**To be done:** Extract all records. Keep each one exact.
====================
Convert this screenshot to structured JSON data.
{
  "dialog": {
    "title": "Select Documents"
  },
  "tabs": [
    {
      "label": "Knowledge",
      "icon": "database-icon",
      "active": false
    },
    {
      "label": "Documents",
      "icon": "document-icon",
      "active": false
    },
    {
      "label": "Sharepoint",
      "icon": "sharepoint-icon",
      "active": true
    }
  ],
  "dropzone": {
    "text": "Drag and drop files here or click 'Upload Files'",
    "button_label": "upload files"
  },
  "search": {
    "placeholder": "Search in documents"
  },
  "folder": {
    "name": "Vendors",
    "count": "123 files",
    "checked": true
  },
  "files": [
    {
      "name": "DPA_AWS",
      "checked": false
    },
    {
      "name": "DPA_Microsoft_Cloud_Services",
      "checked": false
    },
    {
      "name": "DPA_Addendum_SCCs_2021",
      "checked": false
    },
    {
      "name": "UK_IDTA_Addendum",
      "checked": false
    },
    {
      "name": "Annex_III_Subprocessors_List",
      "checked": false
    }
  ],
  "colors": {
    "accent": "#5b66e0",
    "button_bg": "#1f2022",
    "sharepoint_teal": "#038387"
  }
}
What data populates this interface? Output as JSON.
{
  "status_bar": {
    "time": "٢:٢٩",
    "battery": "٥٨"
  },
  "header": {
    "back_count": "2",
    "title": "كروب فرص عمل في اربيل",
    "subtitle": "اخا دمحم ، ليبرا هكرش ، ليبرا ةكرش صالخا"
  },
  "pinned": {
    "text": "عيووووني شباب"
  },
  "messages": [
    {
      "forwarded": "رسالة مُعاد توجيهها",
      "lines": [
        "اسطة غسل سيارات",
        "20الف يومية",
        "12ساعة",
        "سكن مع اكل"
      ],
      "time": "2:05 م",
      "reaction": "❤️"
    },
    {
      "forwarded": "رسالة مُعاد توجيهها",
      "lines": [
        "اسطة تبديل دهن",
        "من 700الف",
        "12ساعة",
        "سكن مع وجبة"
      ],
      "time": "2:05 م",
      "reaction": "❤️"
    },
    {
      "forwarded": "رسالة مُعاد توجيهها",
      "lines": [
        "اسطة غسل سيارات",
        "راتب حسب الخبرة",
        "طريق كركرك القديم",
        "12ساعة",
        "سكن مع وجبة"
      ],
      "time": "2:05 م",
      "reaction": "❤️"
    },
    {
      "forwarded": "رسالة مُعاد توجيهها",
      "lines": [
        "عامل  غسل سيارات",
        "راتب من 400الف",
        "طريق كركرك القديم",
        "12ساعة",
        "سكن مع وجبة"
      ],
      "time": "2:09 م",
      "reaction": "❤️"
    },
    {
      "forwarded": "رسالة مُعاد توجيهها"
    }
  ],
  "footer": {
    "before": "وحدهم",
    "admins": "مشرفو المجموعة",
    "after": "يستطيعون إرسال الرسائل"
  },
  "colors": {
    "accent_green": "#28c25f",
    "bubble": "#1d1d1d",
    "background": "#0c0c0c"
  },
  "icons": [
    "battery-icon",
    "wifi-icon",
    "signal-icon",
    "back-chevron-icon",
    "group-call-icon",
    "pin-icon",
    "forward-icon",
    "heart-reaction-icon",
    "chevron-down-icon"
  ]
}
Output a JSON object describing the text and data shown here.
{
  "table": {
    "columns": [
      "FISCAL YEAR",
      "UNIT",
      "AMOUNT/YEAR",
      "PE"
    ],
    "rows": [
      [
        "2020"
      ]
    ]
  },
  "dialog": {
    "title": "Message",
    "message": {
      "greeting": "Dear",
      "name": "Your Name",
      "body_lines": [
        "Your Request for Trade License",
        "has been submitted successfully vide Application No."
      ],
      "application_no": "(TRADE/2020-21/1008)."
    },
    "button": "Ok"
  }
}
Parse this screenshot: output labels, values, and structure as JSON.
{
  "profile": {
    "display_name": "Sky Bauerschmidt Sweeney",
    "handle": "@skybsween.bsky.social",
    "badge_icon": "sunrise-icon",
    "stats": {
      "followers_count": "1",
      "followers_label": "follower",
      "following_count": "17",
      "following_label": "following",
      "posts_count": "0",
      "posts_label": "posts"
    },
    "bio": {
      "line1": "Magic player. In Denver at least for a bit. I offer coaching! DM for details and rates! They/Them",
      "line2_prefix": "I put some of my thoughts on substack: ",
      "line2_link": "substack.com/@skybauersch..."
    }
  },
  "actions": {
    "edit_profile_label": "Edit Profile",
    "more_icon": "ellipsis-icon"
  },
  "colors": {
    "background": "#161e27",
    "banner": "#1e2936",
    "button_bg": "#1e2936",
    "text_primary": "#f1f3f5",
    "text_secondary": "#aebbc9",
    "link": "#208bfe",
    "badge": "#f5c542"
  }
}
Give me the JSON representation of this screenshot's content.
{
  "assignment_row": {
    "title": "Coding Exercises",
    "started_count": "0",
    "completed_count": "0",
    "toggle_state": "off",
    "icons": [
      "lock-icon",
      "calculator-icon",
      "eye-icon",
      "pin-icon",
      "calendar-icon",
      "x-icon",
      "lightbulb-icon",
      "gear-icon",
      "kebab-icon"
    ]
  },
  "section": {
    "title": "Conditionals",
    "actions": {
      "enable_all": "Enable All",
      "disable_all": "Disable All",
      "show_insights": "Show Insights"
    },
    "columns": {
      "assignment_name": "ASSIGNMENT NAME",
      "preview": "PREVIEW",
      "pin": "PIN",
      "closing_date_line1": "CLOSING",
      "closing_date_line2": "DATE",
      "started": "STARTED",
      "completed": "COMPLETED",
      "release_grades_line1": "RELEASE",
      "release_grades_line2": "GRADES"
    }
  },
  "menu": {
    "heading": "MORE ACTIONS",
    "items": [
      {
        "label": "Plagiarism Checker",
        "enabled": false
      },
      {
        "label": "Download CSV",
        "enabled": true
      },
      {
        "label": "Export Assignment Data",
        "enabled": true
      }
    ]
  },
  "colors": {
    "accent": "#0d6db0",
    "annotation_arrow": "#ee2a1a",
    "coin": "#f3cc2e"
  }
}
====================
**Exercise answer:**
Convert this screenshot to structured JSON data.
{
  "dialog": {
    "title": "Select Documents"
  },
  "tabs": [
    {
      "label": "Knowledge",
      "icon": "database-icon",
      "active": false
    },
    {
      "label": "Documents",
      "icon": "document-icon",
      "active": false
    },
    {
      "label": "Sharepoint",
      "icon": "sharepoint-icon",
      "active": true
    }
  ],
  "dropzone": {
    "text": "Drag and drop files here or click 'Upload Files'",
    "button_label": "upload files"
  },
  "search": {
    "placeholder": "Search in documents"
  },
  "folder": {
    "name": "Vendors",
    "count": "123 files",
    "checked": true
  },
  "files": [
    {
      "name": "DPA_AWS",
      "checked": false
    },
    {
      "name": "DPA_Microsoft_Cloud_Services",
      "checked": false
    },
    {
      "name": "DPA_Addendum_SCCs_2021",
      "checked": false
    },
    {
      "name": "UK_IDTA_Addendum",
      "checked": false
    },
    {
      "name": "Annex_III_Subprocessors_List",
      "checked": false
    }
  ],
  "colors": {
    "accent": "#5b66e0",
    "button_bg": "#1f2022",
    "sharepoint_teal": "#038387"
  }
}
What data populates this interface? Output as JSON.
{
  "status_bar": {
    "time": "٢:٢٩",
    "battery": "٥٨"
  },
  "header": {
    "back_count": "2",
    "title": "كروب فرص عمل في اربيل",
    "subtitle": "اخا دمحم ، ليبرا هكرش ، ليبرا ةكرش صالخا"
  },
  "pinned": {
    "text": "عيووووني شباب"
  },
  "messages": [
    {
      "forwarded": "رسالة مُعاد توجيهها",
      "lines": [
        "اسطة غسل سيارات",
        "20الف يومية",
        "12ساعة",
        "سكن مع اكل"
      ],
      "time": "2:05 م",
      "reaction": "❤️"
    },
    {
      "forwarded": "رسالة مُعاد توجيهها",
      "lines": [
        "اسطة تبديل دهن",
        "من 700الف",
        "12ساعة",
        "سكن مع وجبة"
      ],
      "time": "2:05 م",
      "reaction": "❤️"
    },
    {
      "forwarded": "رسالة مُعاد توجيهها",
      "lines": [
        "اسطة غسل سيارات",
        "راتب حسب الخبرة",
        "طريق كركرك القديم",
        "12ساعة",
        "سكن مع وجبة"
      ],
      "time": "2:05 م",
      "reaction": "❤️"
    },
    {
      "forwarded": "رسالة مُعاد توجيهها",
      "lines": [
        "عامل  غسل سيارات",
        "راتب من 400الف",
        "طريق كركرك القديم",
        "12ساعة",
        "سكن مع وجبة"
      ],
      "time": "2:09 م",
      "reaction": "❤️"
    },
    {
      "forwarded": "رسالة مُعاد توجيهها"
    }
  ],
  "footer": {
    "before": "وحدهم",
    "admins": "مشرفو المجموعة",
    "after": "يستطيعون إرسال الرسائل"
  },
  "colors": {
    "accent_green": "#28c25f",
    "bubble": "#1d1d1d",
    "background": "#0c0c0c"
  },
  "icons": [
    "battery-icon",
    "wifi-icon",
    "signal-icon",
    "back-chevron-icon",
    "group-call-icon",
    "pin-icon",
    "forward-icon",
    "heart-reaction-icon",
    "chevron-down-icon"
  ]
}
Output a JSON object describing the text and data shown here.
{
  "table": {
    "columns": [
      "FISCAL YEAR",
      "UNIT",
      "AMOUNT/YEAR",
      "PE"
    ],
    "rows": [
      [
        "2020"
      ]
    ]
  },
  "dialog": {
    "title": "Message",
    "message": {
      "greeting": "Dear",
      "name": "Your Name",
      "body_lines": [
        "Your Request for Trade License",
        "has been submitted successfully vide Application No."
      ],
      "application_no": "(TRADE/2020-21/1008)."
    },
    "button": "Ok"
  }
}
Parse this screenshot: output labels, values, and structure as JSON.
{
  "profile": {
    "display_name": "Sky Bauerschmidt Sweeney",
    "handle": "@skybsween.bsky.social",
    "badge_icon": "sunrise-icon",
    "stats": {
      "followers_count": "1",
      "followers_label": "follower",
      "following_count": "17",
      "following_label": "following",
      "posts_count": "0",
      "posts_label": "posts"
    },
    "bio": {
      "line1": "Magic player. In Denver at least for a bit. I offer coaching! DM for details and rates! They/Them",
      "line2_prefix": "I put some of my thoughts on substack: ",
      "line2_link": "substack.com/@skybauersch..."
    }
  },
  "actions": {
    "edit_profile_label": "Edit Profile",
    "more_icon": "ellipsis-icon"
  },
  "colors": {
    "background": "#161e27",
    "banner": "#1e2936",
    "button_bg": "#1e2936",
    "text_primary": "#f1f3f5",
    "text_secondary": "#aebbc9",
    "link": "#208bfe",
    "badge": "#f5c542"
  }
}
Give me the JSON representation of this screenshot's content.
{
  "assignment_row": {
    "title": "Coding Exercises",
    "started_count": "0",
    "completed_count": "0",
    "toggle_state": "off",
    "icons": [
      "lock-icon",
      "calculator-icon",
      "eye-icon",
      "pin-icon",
      "calendar-icon",
      "x-icon",
      "lightbulb-icon",
      "gear-icon",
      "kebab-icon"
    ]
  },
  "section": {
    "title": "Conditionals",
    "actions": {
      "enable_all": "Enable All",
      "disable_all": "Disable All",
      "show_insights": "Show Insights"
    },
    "columns": {
      "assignment_name": "ASSIGNMENT NAME",
      "preview": "PREVIEW",
      "pin": "PIN",
      "closing_date_line1": "CLOSING",
      "closing_date_line2": "DATE",
      "started": "STARTED",
      "completed": "COMPLETED",
      "release_grades_line1": "RELEASE",
      "release_grades_line2": "GRADES"
    }
  },
  "menu": {
    "heading": "MORE ACTIONS",
    "items": [
      {
        "label": "Plagiarism Checker",
        "enabled": false
      },
      {
        "label": "Download CSV",
        "enabled": true
      },
      {
        "label": "Export Assignment Data",
        "enabled": true
      }
    ]
  },
  "colors": {
    "accent": "#0d6db0",
    "annotation_arrow": "#ee2a1a",
    "coin": "#f3cc2e"
  }
}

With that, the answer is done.